(Dataset entries)
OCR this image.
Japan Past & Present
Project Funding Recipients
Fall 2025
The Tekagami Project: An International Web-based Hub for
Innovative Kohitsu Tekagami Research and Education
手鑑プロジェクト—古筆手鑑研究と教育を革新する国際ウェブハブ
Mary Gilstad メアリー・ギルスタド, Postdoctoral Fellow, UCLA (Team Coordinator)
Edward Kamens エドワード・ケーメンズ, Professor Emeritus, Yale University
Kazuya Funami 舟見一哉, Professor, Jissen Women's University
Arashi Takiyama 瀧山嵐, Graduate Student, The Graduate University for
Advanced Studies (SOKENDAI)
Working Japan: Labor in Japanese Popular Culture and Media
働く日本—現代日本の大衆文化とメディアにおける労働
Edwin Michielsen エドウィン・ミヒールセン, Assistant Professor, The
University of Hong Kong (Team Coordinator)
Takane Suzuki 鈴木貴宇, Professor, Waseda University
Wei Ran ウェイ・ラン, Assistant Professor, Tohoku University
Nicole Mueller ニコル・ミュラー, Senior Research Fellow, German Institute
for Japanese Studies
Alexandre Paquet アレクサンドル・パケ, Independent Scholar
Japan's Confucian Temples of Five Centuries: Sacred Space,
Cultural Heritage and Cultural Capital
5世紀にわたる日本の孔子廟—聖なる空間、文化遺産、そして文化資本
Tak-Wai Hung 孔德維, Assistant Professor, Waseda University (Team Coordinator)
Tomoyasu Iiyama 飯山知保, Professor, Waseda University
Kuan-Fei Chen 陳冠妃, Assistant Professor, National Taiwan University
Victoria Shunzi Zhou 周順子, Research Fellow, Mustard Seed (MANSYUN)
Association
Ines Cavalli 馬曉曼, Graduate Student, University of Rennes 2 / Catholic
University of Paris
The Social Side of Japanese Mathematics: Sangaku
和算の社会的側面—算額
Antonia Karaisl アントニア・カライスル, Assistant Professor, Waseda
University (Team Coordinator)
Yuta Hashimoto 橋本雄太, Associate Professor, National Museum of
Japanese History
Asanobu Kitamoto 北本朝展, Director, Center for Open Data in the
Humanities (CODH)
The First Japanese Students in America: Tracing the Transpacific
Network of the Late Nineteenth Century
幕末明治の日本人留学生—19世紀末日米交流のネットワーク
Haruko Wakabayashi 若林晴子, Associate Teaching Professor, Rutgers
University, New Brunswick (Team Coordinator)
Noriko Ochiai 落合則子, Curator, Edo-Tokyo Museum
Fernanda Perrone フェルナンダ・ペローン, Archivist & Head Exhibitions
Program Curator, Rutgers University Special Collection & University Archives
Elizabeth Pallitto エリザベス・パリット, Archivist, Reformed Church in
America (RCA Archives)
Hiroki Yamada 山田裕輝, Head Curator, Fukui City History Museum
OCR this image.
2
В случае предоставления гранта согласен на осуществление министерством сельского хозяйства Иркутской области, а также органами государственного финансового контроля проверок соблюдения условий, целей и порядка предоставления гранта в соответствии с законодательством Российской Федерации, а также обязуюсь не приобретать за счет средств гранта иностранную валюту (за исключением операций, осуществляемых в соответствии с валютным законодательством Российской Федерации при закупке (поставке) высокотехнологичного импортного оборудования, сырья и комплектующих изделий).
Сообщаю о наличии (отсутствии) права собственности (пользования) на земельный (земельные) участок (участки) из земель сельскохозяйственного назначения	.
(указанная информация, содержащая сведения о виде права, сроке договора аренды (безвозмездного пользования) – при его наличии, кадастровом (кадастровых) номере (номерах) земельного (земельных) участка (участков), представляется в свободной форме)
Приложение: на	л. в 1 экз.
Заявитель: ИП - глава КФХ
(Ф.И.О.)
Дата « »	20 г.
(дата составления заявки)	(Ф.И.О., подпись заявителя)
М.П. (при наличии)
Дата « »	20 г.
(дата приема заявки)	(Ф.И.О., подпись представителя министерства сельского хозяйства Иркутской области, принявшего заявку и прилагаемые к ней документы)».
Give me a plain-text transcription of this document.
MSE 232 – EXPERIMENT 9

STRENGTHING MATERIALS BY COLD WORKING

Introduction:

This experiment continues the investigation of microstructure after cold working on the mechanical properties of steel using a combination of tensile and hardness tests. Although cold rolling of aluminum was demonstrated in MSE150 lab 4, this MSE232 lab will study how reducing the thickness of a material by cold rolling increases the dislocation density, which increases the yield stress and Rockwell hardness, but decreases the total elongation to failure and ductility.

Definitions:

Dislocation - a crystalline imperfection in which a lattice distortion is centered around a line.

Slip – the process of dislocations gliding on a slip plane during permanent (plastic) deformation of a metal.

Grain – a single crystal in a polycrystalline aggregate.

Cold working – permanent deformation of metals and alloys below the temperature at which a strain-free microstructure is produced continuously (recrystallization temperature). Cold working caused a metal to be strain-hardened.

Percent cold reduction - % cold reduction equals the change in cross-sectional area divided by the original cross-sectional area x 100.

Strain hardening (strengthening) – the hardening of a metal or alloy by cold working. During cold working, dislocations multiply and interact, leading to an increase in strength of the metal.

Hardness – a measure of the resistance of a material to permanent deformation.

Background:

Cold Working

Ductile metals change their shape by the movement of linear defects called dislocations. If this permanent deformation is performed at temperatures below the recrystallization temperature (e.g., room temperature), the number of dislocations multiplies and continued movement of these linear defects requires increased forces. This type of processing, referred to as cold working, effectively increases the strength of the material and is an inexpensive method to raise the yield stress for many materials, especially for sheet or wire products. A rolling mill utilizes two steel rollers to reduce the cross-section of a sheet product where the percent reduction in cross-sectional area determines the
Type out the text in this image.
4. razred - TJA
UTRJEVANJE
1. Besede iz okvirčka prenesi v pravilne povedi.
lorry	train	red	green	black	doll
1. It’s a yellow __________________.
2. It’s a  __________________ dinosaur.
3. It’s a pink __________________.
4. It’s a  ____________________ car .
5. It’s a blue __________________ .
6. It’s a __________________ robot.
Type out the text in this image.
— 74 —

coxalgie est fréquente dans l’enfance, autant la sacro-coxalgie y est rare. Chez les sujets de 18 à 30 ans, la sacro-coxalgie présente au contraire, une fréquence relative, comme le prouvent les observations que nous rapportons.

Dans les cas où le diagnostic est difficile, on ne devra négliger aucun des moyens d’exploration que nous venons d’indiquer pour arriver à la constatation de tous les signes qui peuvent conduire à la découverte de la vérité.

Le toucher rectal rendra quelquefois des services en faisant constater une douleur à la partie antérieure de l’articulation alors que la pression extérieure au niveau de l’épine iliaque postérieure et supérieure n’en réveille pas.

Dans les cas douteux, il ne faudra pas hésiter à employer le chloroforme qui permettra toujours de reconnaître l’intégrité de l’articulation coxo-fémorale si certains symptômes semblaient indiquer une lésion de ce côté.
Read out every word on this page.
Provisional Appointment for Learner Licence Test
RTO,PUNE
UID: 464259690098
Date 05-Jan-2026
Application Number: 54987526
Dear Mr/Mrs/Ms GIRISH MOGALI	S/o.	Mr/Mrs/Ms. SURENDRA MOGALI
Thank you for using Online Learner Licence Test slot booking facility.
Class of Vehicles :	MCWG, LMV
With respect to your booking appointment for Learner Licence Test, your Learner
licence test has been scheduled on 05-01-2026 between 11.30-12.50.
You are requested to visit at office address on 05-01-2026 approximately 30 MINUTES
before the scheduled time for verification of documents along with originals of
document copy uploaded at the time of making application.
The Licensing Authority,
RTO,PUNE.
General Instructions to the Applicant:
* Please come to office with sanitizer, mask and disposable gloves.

Your instructions: In the listing above, locate each line with "пользования" and copy it.

Answer for the task:
Сообщаю о наличии (отсутствии) права собственности (пользования) на земельный (земельные) участок (участки) из земель сельскохозяйственного назначения	.
(указанная информация, содержащая сведения о виде права, сроке договора аренды (безвозмездного пользования) – при его наличии, кадастровом (кадастровых) номере (номерах) земельного (земельных) участка (участков), представляется в свободной форме)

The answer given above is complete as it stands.